Instruction: Copy all lines in which the word "from" can be found.

Data extract start

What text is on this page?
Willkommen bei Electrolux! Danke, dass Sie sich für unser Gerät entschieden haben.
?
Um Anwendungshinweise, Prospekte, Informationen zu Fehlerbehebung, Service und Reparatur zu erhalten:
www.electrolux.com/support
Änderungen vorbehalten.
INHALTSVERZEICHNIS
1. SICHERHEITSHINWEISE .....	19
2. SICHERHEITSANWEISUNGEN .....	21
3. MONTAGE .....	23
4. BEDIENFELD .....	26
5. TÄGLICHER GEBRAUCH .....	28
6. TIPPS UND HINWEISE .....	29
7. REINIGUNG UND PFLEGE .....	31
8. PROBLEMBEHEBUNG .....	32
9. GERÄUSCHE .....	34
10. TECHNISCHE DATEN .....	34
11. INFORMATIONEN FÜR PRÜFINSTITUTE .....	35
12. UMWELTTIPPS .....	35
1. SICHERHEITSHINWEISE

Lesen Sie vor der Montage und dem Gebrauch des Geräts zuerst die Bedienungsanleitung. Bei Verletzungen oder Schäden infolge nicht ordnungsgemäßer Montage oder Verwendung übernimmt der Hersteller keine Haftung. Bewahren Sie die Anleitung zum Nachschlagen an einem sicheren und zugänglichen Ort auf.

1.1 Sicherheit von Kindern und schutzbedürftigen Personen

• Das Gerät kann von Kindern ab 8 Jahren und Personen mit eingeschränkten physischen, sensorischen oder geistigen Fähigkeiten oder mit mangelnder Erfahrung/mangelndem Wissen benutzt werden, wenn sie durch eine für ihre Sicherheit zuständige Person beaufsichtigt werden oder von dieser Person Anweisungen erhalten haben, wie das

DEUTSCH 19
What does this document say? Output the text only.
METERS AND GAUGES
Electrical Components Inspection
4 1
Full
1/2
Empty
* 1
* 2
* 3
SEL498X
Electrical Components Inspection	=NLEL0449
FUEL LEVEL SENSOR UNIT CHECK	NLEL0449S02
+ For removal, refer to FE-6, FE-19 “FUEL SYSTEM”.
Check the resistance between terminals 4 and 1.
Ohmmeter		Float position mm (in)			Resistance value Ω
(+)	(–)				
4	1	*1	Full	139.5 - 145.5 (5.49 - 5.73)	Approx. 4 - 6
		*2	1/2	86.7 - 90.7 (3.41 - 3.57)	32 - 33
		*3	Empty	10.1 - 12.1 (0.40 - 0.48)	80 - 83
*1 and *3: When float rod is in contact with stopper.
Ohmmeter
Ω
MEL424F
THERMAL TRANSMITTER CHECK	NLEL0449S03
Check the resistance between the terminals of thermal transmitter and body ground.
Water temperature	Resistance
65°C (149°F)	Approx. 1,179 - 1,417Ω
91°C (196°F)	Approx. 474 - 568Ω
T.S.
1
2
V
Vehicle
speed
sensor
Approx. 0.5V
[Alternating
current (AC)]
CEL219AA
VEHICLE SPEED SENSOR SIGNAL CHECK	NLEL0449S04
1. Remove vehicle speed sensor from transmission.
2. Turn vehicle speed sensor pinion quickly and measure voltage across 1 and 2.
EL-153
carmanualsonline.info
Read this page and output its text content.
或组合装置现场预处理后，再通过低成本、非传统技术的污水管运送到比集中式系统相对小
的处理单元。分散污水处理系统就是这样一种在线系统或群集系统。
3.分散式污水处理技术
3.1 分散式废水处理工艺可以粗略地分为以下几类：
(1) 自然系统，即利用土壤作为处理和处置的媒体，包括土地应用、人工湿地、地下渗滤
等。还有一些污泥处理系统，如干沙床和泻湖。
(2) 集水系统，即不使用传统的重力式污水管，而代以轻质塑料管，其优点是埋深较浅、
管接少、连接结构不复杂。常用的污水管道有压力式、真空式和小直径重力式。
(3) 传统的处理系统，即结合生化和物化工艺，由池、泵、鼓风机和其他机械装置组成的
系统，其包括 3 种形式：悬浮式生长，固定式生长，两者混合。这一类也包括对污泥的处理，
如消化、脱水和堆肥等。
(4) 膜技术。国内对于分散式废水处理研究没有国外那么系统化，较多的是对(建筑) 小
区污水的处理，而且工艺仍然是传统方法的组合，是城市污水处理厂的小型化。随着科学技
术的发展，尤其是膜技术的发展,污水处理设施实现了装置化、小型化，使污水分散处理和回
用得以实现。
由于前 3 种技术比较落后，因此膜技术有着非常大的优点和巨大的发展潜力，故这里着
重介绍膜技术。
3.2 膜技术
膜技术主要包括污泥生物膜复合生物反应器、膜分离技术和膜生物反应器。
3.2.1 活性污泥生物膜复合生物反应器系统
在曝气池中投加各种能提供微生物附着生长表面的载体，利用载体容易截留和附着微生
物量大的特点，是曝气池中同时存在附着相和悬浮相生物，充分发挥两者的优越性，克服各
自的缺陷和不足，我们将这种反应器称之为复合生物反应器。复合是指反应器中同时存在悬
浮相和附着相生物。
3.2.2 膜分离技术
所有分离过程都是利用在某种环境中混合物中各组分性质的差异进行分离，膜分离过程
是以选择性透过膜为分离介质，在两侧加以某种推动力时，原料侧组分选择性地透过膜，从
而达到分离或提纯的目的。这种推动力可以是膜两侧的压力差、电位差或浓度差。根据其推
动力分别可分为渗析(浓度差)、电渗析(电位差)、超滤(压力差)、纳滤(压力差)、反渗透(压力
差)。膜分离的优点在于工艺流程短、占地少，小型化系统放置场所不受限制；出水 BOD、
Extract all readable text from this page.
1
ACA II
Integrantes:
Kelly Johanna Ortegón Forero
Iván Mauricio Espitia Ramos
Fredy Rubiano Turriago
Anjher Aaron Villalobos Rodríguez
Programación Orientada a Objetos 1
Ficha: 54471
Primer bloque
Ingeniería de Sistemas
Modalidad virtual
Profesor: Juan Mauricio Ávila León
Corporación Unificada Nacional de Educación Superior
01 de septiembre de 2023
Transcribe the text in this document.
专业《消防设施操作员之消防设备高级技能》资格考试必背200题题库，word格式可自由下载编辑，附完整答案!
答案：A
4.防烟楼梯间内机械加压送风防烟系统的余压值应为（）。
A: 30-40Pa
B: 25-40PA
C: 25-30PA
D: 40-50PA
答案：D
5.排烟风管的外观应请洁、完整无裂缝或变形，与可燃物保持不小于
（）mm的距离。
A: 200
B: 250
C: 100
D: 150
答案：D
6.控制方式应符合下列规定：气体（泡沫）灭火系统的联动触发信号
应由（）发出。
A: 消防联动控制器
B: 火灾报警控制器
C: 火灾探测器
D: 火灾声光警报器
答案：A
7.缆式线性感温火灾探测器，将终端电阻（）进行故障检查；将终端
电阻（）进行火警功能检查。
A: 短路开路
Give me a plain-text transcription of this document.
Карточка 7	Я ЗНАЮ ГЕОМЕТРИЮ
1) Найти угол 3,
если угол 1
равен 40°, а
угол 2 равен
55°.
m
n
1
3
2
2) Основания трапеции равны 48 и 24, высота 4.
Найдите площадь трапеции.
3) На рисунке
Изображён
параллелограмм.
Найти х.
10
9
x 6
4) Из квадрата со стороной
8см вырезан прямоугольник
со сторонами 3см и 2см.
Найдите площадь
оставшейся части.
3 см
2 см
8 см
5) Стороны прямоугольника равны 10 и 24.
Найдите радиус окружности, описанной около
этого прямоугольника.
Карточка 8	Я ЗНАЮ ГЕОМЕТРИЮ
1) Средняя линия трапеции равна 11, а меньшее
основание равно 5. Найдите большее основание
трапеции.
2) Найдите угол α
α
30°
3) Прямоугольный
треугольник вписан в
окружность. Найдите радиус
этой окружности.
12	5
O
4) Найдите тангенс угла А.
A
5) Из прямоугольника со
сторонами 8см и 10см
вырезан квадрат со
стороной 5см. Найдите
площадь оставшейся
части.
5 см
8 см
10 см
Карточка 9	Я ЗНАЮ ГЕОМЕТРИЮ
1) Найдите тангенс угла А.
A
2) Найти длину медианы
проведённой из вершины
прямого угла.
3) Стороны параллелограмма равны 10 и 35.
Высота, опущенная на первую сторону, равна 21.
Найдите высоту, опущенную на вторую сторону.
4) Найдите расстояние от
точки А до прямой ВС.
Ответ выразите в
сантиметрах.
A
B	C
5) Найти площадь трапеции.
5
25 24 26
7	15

Data extract end

Solved exercise:
1. Remove vehicle speed sensor from transmission.
Extract all readable text from this page.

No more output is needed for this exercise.